**LESETEXT**:
Umfangreiche Infos zum Wiederaufbau der Brust
BRA Day (BrustRekonstruktionsAufklärungs Tag) der plastischen Chirurgie Ev. Stift St. Martin am Gemeinschaftsklinikum Mittelrhein am 5. November im Klostergut Besselich
Urbar/Koblenz. Die Diagnose Brustkrebs bedeutet für die betroffenen Frauen einen tiefen Einschnitt in ihr Leben. Aber auch nach erfolgreicher Behandlung ist der Leidensweg noch nicht zu Ende, denn viele Operationen haben Spuren hinterlassen und die weibliche Brust deformiert. Deshalb hat 2011 ein kanadischer plastischer Chirurg den BRA Day (BrustRekonstruktionsAufklärungs Tag) gegründet, um die Möglichkeiten der Brustrekonstruktion nach Brustkrebs einer breiteren Öffentlichkeit zugänglich zu machen und damit mehr betroffenen Frauen zum Wiederaufbau ihrer Brust zu verhelfen.

Einträge im Datensatz
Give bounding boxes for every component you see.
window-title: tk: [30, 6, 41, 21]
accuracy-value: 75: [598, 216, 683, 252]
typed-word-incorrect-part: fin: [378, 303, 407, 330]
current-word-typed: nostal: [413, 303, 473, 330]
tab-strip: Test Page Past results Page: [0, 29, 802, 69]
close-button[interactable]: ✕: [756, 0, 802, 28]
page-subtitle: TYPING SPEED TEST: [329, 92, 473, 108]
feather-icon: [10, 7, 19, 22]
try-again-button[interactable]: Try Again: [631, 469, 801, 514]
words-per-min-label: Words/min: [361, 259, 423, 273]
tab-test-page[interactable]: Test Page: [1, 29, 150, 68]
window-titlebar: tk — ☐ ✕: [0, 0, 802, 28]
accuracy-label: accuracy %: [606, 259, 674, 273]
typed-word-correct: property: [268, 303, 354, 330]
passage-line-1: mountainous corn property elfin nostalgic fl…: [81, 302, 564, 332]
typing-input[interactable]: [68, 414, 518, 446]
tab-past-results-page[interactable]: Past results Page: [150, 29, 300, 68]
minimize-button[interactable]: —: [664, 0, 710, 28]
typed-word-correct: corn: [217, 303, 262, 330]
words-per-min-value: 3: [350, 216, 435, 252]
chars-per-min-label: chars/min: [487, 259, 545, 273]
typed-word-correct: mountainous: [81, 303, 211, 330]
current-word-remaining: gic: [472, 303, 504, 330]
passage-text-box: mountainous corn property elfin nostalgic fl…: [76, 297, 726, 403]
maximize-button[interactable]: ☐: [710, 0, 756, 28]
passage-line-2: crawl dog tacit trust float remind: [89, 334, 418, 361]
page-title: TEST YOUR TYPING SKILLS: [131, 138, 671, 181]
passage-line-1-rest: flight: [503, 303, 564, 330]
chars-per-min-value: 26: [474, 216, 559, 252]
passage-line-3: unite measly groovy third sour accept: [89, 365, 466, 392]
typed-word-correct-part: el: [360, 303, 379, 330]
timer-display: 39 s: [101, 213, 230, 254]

**DEINE AUFGABE**: Erkläre in ein bis drei Sätzen, warum der BRA Day laut Lesetext gegründet wurde. Die Einträge spielen hier keine Rolle.

**DEINE ANTWORT**: Auch nach einer erfolgreichen Brustkrebsbehandlung ist der Leidensweg für viele Frauen nicht zu Ende, weil die Operationen Spuren hinterlassen und die Brust verformt haben. Deshalb gründete ein kanadischer plastischer Chirurg 2011 den BRA Day. So sollen mehr Menschen von den Möglichkeiten des Brustwiederaufbaus erfahren, und mehr betroffene Frauen sollen zu einer wiederaufgebauten Brust kommen.